*Request*
Note each line of the listing that contains the string "Artes", and copy it.
— BEGIN —
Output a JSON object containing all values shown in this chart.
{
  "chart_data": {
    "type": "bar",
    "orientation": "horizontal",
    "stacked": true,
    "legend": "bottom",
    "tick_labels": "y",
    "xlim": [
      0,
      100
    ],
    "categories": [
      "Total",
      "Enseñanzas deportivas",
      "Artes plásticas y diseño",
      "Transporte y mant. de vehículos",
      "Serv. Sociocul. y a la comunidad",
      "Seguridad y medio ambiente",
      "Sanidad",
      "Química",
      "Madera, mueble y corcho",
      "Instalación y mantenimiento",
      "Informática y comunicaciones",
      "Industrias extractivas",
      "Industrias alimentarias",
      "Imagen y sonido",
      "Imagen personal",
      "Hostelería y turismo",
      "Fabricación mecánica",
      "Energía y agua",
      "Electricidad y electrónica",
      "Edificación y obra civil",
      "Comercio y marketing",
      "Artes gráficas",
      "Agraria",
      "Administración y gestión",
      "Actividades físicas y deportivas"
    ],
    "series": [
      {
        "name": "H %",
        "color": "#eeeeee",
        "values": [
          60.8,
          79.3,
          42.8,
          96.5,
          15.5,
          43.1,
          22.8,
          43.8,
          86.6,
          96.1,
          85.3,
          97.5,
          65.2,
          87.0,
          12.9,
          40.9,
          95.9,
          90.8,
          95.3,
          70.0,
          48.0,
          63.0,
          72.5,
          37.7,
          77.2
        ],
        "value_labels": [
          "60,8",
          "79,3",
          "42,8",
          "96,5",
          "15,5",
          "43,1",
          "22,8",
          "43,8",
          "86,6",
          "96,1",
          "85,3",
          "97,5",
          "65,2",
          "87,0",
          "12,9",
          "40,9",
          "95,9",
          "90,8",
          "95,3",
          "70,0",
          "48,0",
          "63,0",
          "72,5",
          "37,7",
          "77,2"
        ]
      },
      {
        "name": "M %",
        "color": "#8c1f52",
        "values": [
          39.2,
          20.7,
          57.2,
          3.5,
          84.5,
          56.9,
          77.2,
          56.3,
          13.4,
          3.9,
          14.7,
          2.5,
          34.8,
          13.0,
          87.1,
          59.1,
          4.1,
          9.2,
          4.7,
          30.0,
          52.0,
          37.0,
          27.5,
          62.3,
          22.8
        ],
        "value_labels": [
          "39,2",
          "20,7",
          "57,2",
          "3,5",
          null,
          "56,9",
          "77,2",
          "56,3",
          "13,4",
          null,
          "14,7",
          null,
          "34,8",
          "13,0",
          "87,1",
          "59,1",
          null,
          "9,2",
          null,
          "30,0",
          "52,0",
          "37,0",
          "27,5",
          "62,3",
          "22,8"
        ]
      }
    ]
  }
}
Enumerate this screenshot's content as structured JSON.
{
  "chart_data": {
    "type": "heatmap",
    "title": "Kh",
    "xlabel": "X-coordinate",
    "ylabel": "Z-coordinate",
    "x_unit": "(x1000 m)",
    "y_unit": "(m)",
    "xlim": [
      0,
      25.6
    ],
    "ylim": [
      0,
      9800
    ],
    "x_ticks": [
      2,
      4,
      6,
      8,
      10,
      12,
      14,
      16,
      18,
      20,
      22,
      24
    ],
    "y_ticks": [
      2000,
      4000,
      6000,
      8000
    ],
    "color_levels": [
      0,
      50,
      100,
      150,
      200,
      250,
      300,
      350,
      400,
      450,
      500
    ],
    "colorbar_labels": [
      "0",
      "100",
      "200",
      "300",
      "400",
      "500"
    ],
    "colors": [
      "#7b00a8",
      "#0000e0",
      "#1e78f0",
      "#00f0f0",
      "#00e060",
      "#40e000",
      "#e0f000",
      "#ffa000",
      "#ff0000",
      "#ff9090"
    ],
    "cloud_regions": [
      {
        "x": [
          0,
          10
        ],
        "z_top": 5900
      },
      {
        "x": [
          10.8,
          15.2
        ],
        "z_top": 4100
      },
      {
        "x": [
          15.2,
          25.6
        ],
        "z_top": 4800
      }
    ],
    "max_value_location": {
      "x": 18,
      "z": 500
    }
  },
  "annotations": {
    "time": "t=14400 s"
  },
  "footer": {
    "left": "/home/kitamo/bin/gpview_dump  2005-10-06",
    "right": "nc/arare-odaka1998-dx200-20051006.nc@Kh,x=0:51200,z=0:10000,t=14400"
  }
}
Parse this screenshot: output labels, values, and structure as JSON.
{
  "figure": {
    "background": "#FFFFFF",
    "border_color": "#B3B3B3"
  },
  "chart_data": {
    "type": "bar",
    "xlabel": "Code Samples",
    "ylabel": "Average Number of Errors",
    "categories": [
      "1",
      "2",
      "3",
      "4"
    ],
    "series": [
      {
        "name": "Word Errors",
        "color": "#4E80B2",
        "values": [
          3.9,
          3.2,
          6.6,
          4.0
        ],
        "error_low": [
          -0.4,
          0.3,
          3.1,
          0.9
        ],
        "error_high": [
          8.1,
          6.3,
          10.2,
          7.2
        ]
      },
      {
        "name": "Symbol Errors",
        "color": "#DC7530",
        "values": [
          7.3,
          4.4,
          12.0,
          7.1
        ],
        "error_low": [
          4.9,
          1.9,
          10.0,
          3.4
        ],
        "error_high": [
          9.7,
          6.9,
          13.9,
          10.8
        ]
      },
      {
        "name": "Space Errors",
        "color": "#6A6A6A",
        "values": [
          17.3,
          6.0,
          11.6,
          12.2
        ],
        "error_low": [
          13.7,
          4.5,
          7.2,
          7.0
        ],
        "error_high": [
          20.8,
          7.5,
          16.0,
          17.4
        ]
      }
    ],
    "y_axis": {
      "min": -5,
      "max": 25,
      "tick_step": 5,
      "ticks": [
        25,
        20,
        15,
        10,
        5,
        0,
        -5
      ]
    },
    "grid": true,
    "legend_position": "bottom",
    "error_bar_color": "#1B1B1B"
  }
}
— END —
*Result below*
      "Artes plásticas y diseño",
      "Artes gráficas",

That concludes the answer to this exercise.